__RECORDS PROVIDED__:
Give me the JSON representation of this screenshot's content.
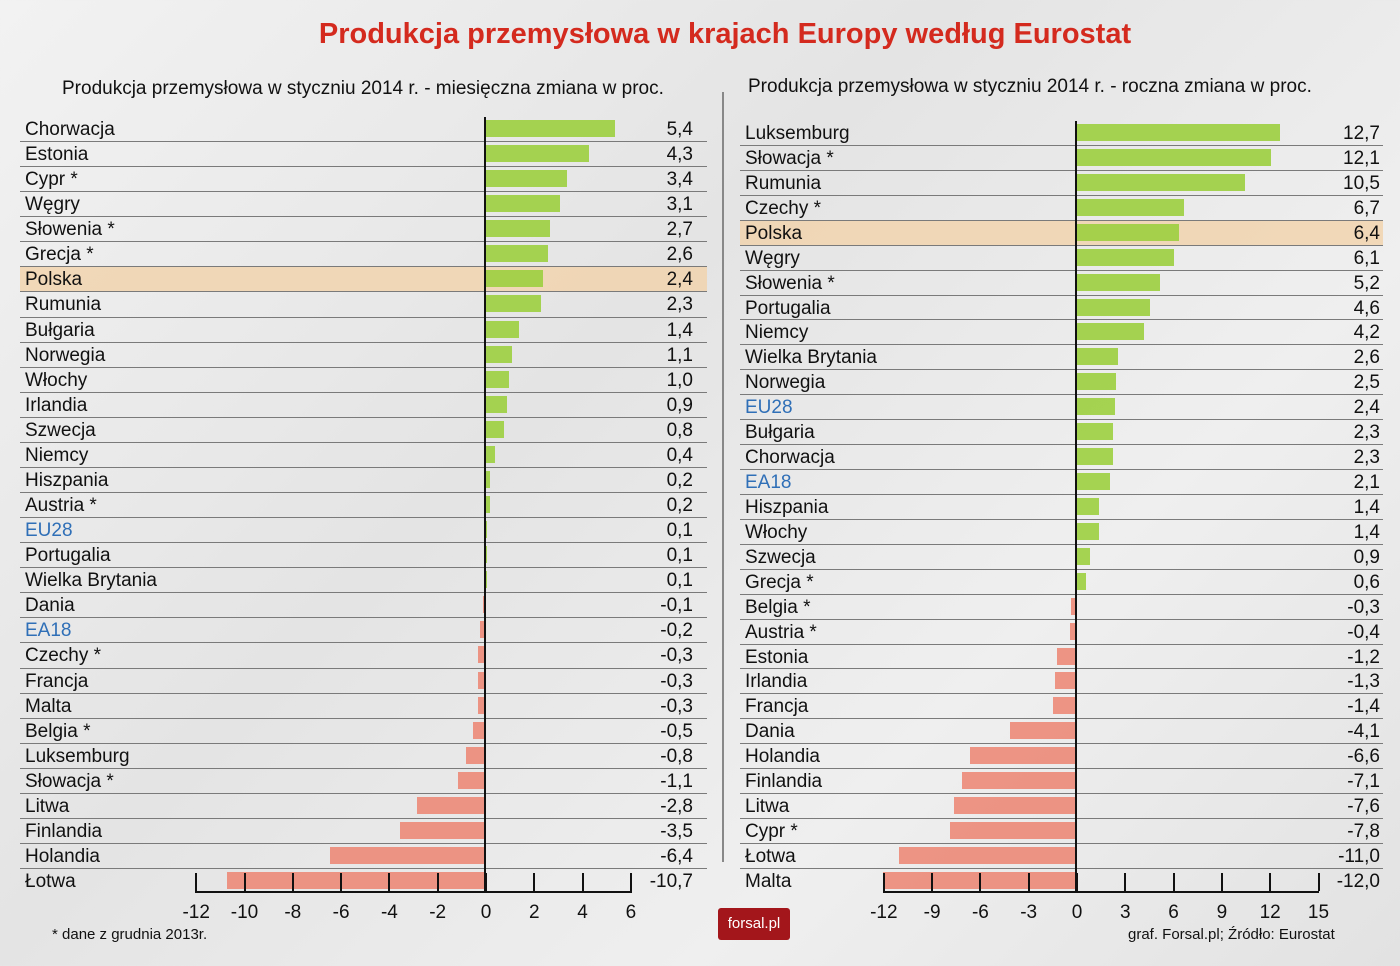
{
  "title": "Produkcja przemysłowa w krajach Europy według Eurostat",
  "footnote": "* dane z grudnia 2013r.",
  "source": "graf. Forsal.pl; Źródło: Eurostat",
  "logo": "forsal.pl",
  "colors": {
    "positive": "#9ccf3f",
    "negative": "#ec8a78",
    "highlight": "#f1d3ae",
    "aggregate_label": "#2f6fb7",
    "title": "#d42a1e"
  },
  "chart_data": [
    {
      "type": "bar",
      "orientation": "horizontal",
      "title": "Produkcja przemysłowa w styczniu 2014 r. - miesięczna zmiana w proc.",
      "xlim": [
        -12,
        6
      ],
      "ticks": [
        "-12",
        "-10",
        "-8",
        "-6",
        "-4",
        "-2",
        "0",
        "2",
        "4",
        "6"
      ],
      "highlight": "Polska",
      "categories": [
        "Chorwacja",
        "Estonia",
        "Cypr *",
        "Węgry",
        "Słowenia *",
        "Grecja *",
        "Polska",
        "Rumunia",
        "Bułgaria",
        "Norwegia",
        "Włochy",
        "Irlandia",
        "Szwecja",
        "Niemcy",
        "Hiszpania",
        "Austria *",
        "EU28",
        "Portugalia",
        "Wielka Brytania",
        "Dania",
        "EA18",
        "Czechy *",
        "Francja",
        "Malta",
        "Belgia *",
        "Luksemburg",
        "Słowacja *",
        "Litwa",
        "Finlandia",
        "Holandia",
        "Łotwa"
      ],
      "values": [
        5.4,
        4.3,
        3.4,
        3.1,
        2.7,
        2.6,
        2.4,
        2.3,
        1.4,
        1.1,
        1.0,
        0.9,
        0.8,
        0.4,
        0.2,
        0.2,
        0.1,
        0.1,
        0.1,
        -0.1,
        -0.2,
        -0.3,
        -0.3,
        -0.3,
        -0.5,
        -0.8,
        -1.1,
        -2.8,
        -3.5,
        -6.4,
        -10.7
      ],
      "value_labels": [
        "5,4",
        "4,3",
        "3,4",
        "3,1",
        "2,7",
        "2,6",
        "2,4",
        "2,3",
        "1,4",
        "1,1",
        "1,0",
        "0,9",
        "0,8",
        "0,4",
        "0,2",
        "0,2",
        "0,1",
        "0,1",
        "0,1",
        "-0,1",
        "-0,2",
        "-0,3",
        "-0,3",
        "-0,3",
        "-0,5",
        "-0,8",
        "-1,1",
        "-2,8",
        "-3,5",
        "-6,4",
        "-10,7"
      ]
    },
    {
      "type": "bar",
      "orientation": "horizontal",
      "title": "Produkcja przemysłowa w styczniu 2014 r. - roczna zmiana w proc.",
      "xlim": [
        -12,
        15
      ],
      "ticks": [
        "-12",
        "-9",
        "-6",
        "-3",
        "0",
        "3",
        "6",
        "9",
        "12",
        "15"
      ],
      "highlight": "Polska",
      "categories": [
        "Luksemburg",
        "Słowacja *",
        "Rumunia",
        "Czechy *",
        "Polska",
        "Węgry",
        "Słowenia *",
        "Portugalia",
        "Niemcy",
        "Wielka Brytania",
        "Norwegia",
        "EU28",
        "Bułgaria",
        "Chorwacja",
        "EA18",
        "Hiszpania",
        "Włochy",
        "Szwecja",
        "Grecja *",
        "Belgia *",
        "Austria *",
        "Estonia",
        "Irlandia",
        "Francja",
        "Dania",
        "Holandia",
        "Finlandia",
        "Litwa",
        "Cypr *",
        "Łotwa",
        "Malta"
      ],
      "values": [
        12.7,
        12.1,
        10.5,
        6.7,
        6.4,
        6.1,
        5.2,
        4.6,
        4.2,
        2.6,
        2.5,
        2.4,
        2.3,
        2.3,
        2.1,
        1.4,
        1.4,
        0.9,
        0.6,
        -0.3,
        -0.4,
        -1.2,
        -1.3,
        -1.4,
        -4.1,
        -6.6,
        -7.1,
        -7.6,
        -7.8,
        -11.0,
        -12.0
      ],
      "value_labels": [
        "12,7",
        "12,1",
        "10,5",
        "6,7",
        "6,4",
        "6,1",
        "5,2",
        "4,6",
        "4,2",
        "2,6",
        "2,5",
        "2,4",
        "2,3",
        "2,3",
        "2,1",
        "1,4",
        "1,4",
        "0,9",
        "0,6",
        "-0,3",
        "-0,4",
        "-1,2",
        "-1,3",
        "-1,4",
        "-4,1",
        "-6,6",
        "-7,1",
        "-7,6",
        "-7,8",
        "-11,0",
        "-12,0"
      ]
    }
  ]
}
* * *
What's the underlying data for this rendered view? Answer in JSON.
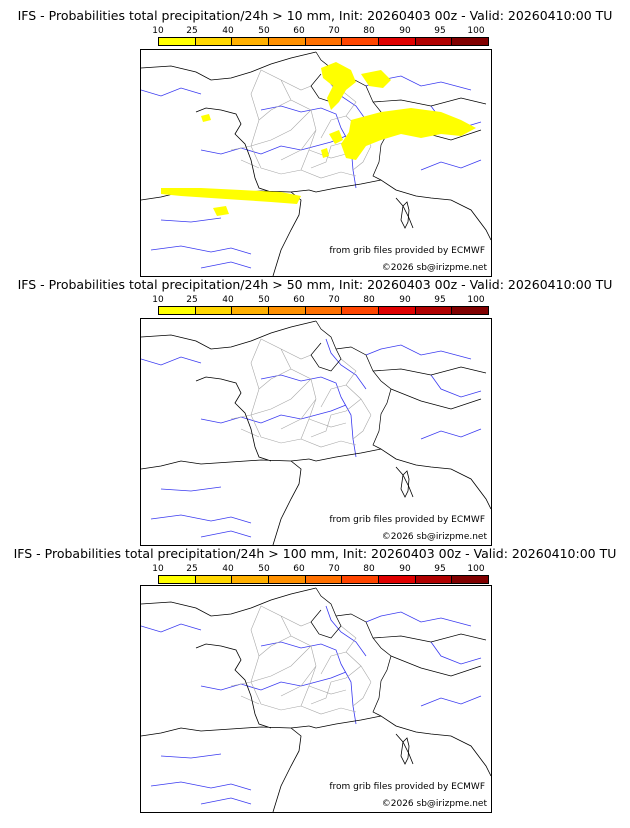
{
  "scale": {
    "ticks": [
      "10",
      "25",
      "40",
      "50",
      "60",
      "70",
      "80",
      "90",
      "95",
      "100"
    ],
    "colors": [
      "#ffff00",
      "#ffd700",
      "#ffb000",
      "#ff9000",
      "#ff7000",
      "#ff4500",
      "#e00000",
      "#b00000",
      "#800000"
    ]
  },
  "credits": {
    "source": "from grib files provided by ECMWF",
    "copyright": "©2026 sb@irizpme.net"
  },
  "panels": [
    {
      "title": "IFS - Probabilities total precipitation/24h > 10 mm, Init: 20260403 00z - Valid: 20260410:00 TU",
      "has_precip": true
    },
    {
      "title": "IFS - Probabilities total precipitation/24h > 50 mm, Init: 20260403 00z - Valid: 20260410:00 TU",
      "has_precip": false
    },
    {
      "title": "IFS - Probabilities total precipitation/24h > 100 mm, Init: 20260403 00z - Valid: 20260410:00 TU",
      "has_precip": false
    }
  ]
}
---
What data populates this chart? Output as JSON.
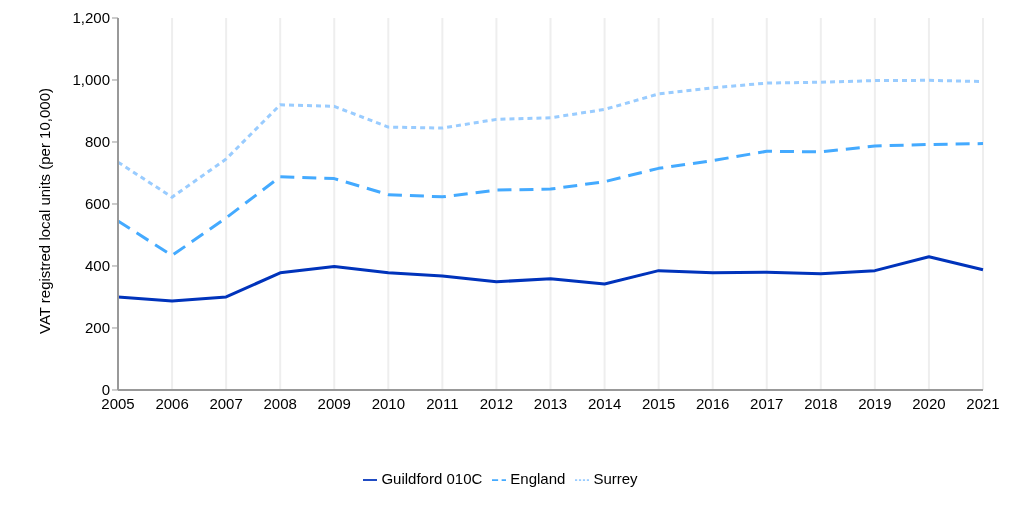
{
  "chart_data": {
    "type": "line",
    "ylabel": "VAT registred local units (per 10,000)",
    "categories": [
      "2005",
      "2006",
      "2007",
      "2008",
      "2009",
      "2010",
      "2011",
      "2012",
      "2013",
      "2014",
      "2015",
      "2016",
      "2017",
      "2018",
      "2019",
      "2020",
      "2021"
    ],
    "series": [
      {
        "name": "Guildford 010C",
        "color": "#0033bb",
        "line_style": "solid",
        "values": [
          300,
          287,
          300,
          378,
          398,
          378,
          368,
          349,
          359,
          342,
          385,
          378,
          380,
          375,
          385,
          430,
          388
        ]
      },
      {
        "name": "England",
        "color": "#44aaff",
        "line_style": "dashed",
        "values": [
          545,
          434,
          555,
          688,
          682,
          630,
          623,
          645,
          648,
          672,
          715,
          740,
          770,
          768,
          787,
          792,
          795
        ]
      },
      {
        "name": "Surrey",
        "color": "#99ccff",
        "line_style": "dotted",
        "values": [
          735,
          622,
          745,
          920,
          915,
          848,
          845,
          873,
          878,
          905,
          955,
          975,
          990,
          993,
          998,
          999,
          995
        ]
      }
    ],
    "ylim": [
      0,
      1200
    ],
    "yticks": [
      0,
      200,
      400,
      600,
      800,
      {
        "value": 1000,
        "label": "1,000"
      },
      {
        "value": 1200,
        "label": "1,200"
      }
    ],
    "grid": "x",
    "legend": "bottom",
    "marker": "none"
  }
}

__TASK STATEMENT__: Scan the material line by line and report each one that contains "przemysłowa".

__IN RESPONSE__:
  "title": "Produkcja przemysłowa w krajach Europy według Eurostat",
      "title": "Produkcja przemysłowa w styczniu 2014 r. - miesięczna zmiana w proc.",
      "title": "Produkcja przemysłowa w styczniu 2014 r. - roczna zmiana w proc.",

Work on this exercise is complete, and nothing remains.